### EXTRAHIERTER TEXT:
================================

Bernhard Peter
Jainismus:
Jinas und Tirthankaras
Keine
Götter, aber viele Jinas
Der Jainismus oder Jain-Dharma
ist keine Gründungsreligion, die sich auf einen einzigen
Propheten begründet, sondern eine uralte Religion, deren
Anhänger mehrere Jinas verehren, spirituelle Sieger,
besondere Persönlichkeiten, die mit Allwissen ausgestattet waren
und mit deren Hilfe sich die Wahrheit immer wieder einmal
offenbart. Jainismus ist eine Religion rein menschlichen
Ursprungs. Man glaubt nicht an einen Schöpfergott oder Hochgott,
sondern an eine immerwährende Ordnung der Welt. Die Jains
glauben an viele Jinas, allwissende Individuen, die Befreiung von
Geburt, Leiden und Tod erreicht haben. Es sind keine Götter im
Sinne eines Schöpfers, eines Erhalters oder eines Zerstörers,
sondern es sind Wesen, die das letztendliche Ziel der Befreiung
erreicht haben. Ein Jina ist vorher ein menschliches Wesen, weder
unsterblich noch allmächtig, sondern ein Mensch wie Du und ich,
der aber alle inneren Feinde wie Verlangen, Haß, Ärger, Zorn,
Stolz etc. durch persönliche Anstrengung überwunden hat, ein
Mensch, der durch Perfektion seiner selbst sein Karma abgestreift
hat und dadurch allwissend und allmächtig geworden ist. Die
Jinas haben also Eigenschaften, die man ansonsten mit dem
Göttlichen assoziiert, aber sie sind keine Götter. Jinas werden
verehrt, aber nicht um etwas gebeten. Die Jinas sind jenseits der
Welt der Götter. Wörtlich heißt "Jina"
"Eroberer, Sieger, Überwinder". Jinas sind keine
übernatürlichen Wesen, sondern Personen aus unserer Mitte, die
es geschafft haben. Jeder Mensch hat prinzipiell das
Potential, ein Jina zu werden, aber die wenigsten schaffen es.
Das Konzept eines Erlösergottes, der in menschlicher Form das
Übel der Welt beseitigt, überhaupt eines Gottes, der in den
Lauf des Universums eingreift, ist den Jainas fremd. Auch braucht
es keinen Schöpfergott, denn das Universum und die Seele sind
ewig und haben keinen zeitlichen Anfang und kein zeitliches Ende.

================================

### BEREITGESTELLTE EINTRÄGE:
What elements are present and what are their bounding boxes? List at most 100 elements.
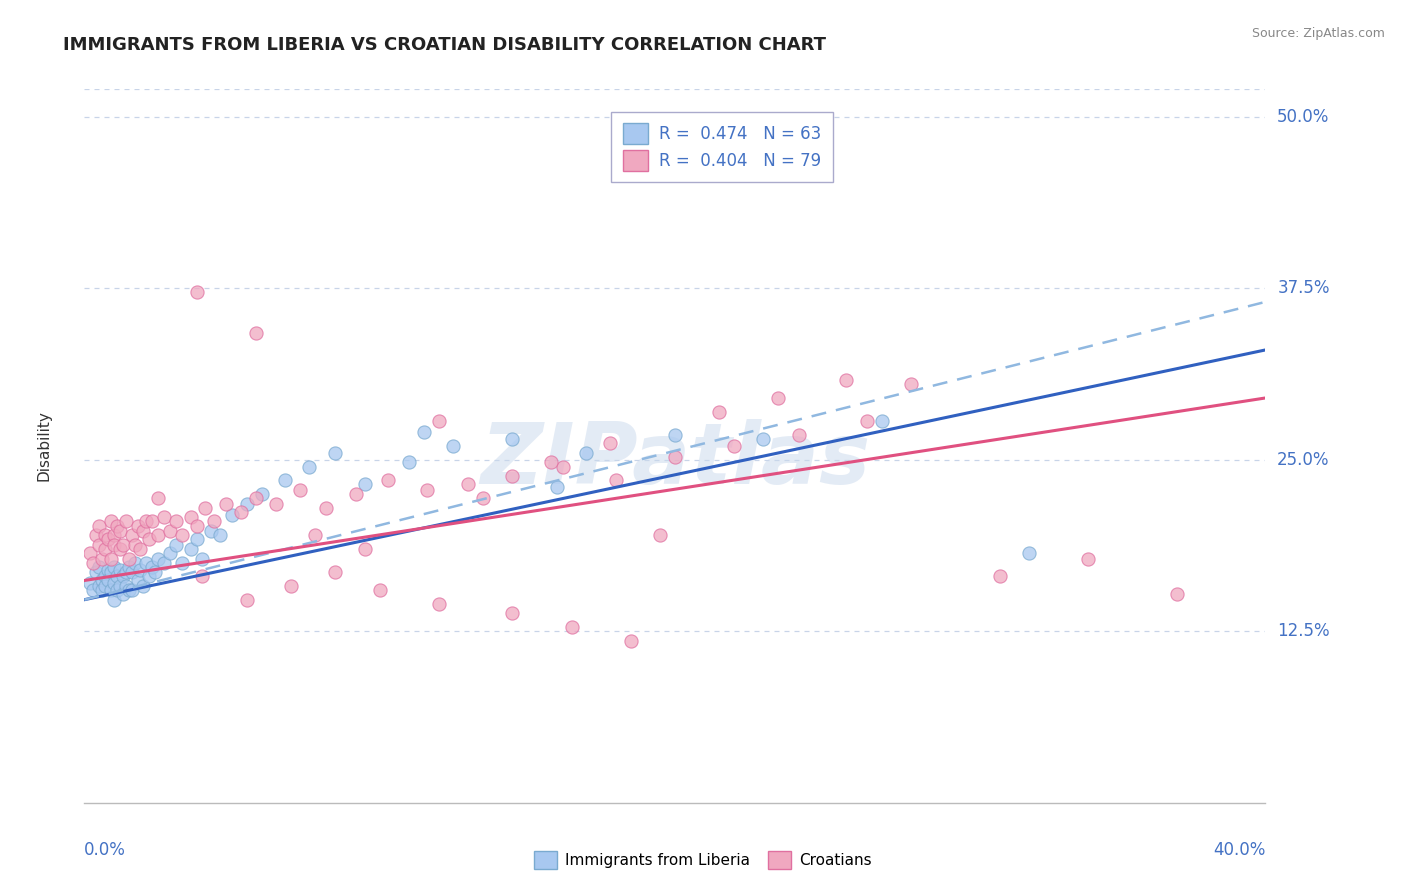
Point — [97, 562, 120, 576]
Point — [108, 541, 131, 556]
Point — [79, 576, 101, 591]
Point — [127, 518, 149, 533]
Point — [148, 528, 170, 542]
Point — [325, 566, 347, 580]
Point — [82, 583, 104, 598]
Point — [97, 574, 120, 588]
Point — [135, 556, 157, 570]
Point — [129, 541, 152, 556]
Text: Disability: Disability — [37, 410, 51, 482]
Point — [82, 556, 104, 570]
Point — [118, 559, 141, 574]
Point — [200, 524, 222, 538]
Point — [377, 473, 399, 487]
Point — [501, 607, 523, 621]
Text: 25.0%: 25.0% — [1277, 450, 1330, 468]
Point — [501, 469, 523, 483]
Point — [129, 562, 152, 576]
Point — [87, 559, 111, 574]
Point — [91, 574, 114, 588]
Point — [900, 377, 922, 392]
Point — [416, 483, 439, 497]
Point — [124, 538, 146, 552]
Point — [108, 562, 131, 576]
Point — [870, 414, 893, 428]
Point — [540, 455, 562, 469]
Point — [245, 326, 267, 341]
Point — [108, 524, 131, 538]
Point — [121, 566, 143, 580]
Point — [457, 477, 479, 491]
Point — [114, 566, 136, 580]
Point — [91, 551, 114, 566]
Point — [103, 528, 125, 542]
Point — [245, 491, 267, 505]
Point — [194, 500, 217, 515]
Point — [118, 583, 141, 598]
Point — [280, 579, 302, 593]
Point — [180, 510, 202, 524]
Point — [170, 556, 193, 570]
Point — [100, 515, 122, 529]
Point — [170, 528, 193, 542]
Point — [202, 515, 225, 529]
Point — [79, 546, 101, 560]
Point — [787, 428, 810, 442]
Point — [165, 515, 187, 529]
Point — [835, 373, 858, 387]
Point — [103, 538, 125, 552]
Point — [229, 505, 252, 519]
Text: ZIPatlas: ZIPatlas — [479, 418, 870, 502]
Point — [236, 592, 259, 607]
Text: 37.5%: 37.5% — [1277, 279, 1330, 297]
Text: 0.0%: 0.0% — [84, 841, 127, 859]
Point — [1018, 546, 1040, 560]
Point — [84, 566, 107, 580]
Point — [97, 533, 120, 547]
Point — [100, 583, 122, 598]
Point — [94, 528, 117, 542]
Point — [111, 587, 134, 601]
Legend: Immigrants from Liberia, Croatians: Immigrants from Liberia, Croatians — [529, 845, 877, 875]
Point — [148, 551, 170, 566]
Point — [664, 450, 686, 464]
Point — [315, 500, 337, 515]
Point — [138, 569, 160, 583]
Point — [186, 533, 208, 547]
Point — [105, 583, 128, 598]
Point — [427, 597, 450, 611]
Point — [620, 633, 643, 648]
Point — [94, 579, 117, 593]
Point — [236, 497, 259, 511]
Point — [546, 480, 568, 494]
Point — [472, 491, 495, 505]
Point — [153, 510, 176, 524]
Point — [114, 579, 136, 593]
Point — [988, 569, 1011, 583]
Point — [121, 528, 143, 542]
Point — [159, 546, 181, 560]
Point — [153, 556, 176, 570]
Point — [650, 528, 672, 542]
Point — [132, 524, 155, 538]
Point — [664, 428, 686, 442]
Point — [752, 432, 775, 446]
Text: 12.5%: 12.5% — [1277, 623, 1330, 640]
Point — [599, 436, 621, 450]
Text: 50.0%: 50.0% — [1277, 108, 1330, 126]
Point — [250, 487, 273, 501]
Point — [186, 285, 208, 300]
Point — [148, 491, 170, 505]
Text: IMMIGRANTS FROM LIBERIA VS CROATIAN DISABILITY CORRELATION CHART: IMMIGRANTS FROM LIBERIA VS CROATIAN DISA… — [63, 36, 827, 54]
Point — [105, 518, 128, 533]
Point — [124, 556, 146, 570]
Point — [413, 425, 436, 440]
Point — [91, 583, 114, 598]
Point — [209, 528, 232, 542]
Point — [105, 569, 128, 583]
Point — [121, 583, 143, 598]
Point — [87, 518, 111, 533]
Point — [84, 528, 107, 542]
Point — [266, 497, 288, 511]
Point — [87, 538, 111, 552]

================================

### ANFORDERUNGEN:
Wie lässt sich der Text über die Jinas im Jainismus in zwei Sätzen zusammenfassen? Das Material spielt hierfür keine Rolle.

### ERGEBNIS:
Der Jainismus ist eine uralte Religion rein menschlichen Ursprungs, die nicht an einen Schöpfergott glaubt, sondern an eine immerwährende Ordnung der Welt, und deren Anhänger viele Jinas verehren. Jinas sind keine Götter, sondern Menschen, die durch persönliche Anstrengung ihre inneren Feinde überwunden und ihr Karma abgestreift haben und so allwissend wurden und Befreiung von Geburt, Leiden und Tod erreicht haben.